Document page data
■ ■ ■ ■

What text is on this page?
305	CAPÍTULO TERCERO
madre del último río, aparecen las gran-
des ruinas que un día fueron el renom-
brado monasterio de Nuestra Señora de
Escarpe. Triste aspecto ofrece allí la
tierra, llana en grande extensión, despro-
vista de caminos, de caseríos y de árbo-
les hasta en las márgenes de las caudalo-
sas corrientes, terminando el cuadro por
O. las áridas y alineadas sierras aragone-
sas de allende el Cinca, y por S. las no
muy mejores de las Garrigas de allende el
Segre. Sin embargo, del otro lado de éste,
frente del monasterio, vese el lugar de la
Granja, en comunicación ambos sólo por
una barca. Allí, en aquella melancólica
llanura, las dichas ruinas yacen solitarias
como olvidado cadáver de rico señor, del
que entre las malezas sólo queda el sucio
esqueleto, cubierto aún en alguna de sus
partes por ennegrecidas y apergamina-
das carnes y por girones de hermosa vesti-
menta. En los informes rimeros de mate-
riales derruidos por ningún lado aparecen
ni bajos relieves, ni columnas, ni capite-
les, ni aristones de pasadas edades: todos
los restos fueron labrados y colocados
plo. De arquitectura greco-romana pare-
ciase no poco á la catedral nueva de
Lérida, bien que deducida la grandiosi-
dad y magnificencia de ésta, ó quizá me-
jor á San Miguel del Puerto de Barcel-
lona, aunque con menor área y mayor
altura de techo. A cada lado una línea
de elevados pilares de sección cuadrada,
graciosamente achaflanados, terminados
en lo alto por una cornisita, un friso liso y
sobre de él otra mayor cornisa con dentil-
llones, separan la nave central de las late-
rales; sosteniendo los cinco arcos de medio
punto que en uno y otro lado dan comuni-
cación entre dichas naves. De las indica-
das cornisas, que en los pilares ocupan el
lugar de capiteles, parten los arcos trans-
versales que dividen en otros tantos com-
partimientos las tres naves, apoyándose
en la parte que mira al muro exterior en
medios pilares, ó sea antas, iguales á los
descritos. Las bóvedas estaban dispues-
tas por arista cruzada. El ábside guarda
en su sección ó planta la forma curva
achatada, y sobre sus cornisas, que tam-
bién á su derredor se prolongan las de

■ ■ ■ ■

Please reproduce every line shown above, exactly as written.

TASK RESPONSE:
What text is on this page?
305	CAPÍTULO TERCERO
madre del último río, aparecen las gran-
des ruinas que un día fueron el renom-
brado monasterio de Nuestra Señora de
Escarpe. Triste aspecto ofrece allí la
tierra, llana en grande extensión, despro-
vista de caminos, de caseríos y de árbo-
les hasta en las márgenes de las caudalo-
sas corrientes, terminando el cuadro por
O. las áridas y alineadas sierras aragone-
sas de allende el Cinca, y por S. las no
muy mejores de las Garrigas de allende el
Segre. Sin embargo, del otro lado de éste,
frente del monasterio, vese el lugar de la
Granja, en comunicación ambos sólo por
una barca. Allí, en aquella melancólica
llanura, las dichas ruinas yacen solitarias
como olvidado cadáver de rico señor, del
que entre las malezas sólo queda el sucio
esqueleto, cubierto aún en alguna de sus
partes por ennegrecidas y apergamina-
das carnes y por girones de hermosa vesti-
menta. En los informes rimeros de mate-
riales derruidos por ningún lado aparecen
ni bajos relieves, ni columnas, ni capite-
les, ni aristones de pasadas edades: todos
los restos fueron labrados y colocados
plo. De arquitectura greco-romana pare-
ciase no poco á la catedral nueva de
Lérida, bien que deducida la grandiosi-
dad y magnificencia de ésta, ó quizá me-
jor á San Miguel del Puerto de Barcel-
lona, aunque con menor área y mayor
altura de techo. A cada lado una línea
de elevados pilares de sección cuadrada,
graciosamente achaflanados, terminados
en lo alto por una cornisita, un friso liso y
sobre de él otra mayor cornisa con dentil-
llones, separan la nave central de las late-
rales; sosteniendo los cinco arcos de medio
punto que en uno y otro lado dan comuni-
cación entre dichas naves. De las indica-
das cornisas, que en los pilares ocupan el
lugar de capiteles, parten los arcos trans-
versales que dividen en otros tantos com-
partimientos las tres naves, apoyándose
en la parte que mira al muro exterior en
medios pilares, ó sea antas, iguales á los
descritos. Las bóvedas estaban dispues-
tas por arista cruzada. El ábside guarda
en su sección ó planta la forma curva
achatada, y sobre sus cornisas, que tam-
bién á su derredor se prolongan las de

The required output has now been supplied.